Please say how many lines of the listing hold "capita", with no other words in the answer.

[Stored entries]
↓

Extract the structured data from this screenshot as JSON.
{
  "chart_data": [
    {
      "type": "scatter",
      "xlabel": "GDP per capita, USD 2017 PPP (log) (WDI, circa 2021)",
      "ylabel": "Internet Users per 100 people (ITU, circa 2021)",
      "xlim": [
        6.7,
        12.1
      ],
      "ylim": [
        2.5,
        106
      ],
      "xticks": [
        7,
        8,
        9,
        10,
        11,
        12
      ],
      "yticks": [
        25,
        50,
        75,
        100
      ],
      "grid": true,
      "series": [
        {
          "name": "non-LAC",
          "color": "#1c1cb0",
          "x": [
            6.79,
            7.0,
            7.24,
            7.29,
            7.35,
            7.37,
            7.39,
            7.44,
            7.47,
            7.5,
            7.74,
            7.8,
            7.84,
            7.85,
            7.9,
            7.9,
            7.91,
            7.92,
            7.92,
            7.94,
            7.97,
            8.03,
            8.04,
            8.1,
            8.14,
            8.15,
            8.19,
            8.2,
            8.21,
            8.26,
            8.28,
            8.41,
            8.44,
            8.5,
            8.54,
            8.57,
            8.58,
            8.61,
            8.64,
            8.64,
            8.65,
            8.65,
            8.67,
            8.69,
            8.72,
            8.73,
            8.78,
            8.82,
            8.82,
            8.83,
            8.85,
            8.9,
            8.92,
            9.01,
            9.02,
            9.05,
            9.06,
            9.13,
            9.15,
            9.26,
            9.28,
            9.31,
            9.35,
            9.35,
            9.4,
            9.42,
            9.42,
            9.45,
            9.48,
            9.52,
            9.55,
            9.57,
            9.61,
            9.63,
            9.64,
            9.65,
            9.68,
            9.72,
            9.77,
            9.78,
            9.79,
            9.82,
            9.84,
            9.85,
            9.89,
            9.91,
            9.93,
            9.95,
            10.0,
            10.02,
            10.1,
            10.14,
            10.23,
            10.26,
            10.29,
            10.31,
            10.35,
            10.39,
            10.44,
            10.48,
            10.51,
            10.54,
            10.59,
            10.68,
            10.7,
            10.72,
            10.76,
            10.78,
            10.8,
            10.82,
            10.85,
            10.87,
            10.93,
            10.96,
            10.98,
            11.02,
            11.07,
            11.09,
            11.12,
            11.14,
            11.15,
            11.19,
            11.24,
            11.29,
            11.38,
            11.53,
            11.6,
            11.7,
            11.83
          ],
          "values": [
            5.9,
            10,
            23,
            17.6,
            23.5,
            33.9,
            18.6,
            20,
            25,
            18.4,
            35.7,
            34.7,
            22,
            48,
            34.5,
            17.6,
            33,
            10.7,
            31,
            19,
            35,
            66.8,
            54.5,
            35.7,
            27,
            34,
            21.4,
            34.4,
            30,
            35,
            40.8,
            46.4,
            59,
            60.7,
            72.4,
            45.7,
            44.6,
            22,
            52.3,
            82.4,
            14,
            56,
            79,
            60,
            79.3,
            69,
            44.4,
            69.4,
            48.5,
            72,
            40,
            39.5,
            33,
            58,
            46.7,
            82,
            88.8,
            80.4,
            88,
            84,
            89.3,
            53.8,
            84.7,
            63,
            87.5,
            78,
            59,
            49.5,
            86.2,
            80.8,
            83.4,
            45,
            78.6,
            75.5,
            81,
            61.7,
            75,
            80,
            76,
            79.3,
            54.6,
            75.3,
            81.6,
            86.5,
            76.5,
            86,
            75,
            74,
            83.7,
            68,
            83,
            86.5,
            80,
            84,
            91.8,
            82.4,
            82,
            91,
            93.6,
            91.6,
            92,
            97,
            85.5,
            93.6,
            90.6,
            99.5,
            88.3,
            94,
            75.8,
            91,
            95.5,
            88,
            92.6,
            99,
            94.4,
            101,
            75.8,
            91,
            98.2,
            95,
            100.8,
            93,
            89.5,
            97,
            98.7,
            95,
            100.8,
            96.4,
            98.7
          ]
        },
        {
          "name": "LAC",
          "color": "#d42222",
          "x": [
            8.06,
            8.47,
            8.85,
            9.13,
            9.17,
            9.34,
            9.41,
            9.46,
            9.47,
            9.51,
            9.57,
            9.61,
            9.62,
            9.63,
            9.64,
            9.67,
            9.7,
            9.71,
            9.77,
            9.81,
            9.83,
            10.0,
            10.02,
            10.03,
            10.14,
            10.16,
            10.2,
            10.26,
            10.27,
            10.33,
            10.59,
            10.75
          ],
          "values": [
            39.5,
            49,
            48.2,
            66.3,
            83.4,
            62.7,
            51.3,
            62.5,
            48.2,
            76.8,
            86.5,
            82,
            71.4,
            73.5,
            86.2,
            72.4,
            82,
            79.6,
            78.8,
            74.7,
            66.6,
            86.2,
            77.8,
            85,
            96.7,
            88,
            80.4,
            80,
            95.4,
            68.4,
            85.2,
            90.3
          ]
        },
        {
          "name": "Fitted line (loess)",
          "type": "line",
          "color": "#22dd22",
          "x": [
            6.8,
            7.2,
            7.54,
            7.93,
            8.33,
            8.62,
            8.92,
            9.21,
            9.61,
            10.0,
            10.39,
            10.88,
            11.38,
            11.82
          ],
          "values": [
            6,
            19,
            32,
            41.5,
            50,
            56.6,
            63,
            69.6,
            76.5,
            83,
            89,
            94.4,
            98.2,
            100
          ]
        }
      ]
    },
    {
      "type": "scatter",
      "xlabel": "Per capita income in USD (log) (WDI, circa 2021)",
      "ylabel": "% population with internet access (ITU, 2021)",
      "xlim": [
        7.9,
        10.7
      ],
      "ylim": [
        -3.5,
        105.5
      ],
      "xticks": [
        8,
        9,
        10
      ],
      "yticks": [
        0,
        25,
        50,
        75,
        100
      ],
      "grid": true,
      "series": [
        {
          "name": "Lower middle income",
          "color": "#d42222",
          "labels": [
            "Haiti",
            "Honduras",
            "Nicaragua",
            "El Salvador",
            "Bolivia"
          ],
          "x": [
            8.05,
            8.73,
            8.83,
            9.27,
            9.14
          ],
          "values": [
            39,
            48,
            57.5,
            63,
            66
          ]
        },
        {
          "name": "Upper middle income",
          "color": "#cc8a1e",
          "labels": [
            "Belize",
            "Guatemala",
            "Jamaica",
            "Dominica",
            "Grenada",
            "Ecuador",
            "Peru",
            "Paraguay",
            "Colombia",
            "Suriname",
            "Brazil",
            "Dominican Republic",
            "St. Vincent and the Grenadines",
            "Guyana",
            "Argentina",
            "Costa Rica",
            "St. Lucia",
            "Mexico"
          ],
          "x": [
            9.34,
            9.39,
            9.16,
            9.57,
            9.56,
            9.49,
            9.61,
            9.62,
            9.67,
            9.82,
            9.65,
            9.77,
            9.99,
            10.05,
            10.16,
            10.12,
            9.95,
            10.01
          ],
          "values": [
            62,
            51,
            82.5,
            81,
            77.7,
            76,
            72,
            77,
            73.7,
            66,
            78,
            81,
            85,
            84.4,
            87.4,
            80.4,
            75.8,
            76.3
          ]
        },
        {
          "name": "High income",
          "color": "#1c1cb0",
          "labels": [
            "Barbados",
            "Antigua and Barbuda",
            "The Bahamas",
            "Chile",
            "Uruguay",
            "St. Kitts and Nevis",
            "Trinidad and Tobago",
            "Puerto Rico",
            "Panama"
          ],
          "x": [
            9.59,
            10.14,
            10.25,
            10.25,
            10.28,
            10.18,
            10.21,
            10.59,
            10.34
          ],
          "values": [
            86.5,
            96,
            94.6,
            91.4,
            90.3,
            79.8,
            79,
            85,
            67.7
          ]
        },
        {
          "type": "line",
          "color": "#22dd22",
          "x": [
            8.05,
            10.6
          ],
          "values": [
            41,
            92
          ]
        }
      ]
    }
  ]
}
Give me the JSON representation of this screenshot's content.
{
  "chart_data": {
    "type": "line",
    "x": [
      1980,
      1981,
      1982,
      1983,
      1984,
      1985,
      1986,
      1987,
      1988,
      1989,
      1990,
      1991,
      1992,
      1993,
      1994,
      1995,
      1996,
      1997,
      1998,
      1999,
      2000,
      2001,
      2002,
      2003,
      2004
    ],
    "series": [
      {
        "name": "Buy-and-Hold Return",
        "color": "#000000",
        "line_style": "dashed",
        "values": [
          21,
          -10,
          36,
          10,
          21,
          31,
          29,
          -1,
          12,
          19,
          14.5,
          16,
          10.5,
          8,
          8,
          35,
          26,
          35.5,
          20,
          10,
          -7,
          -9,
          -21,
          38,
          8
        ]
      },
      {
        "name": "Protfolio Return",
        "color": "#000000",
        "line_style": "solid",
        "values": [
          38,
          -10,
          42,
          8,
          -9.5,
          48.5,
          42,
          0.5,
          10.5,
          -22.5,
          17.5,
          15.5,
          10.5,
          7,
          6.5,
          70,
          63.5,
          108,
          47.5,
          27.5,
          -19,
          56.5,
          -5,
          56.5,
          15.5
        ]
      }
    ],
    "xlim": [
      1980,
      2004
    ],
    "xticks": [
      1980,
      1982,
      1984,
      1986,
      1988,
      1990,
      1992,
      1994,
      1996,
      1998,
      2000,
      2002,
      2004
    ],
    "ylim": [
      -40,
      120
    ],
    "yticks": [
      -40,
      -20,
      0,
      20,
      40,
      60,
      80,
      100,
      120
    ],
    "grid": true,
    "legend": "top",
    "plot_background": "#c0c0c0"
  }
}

↑

Output of the exercise: 2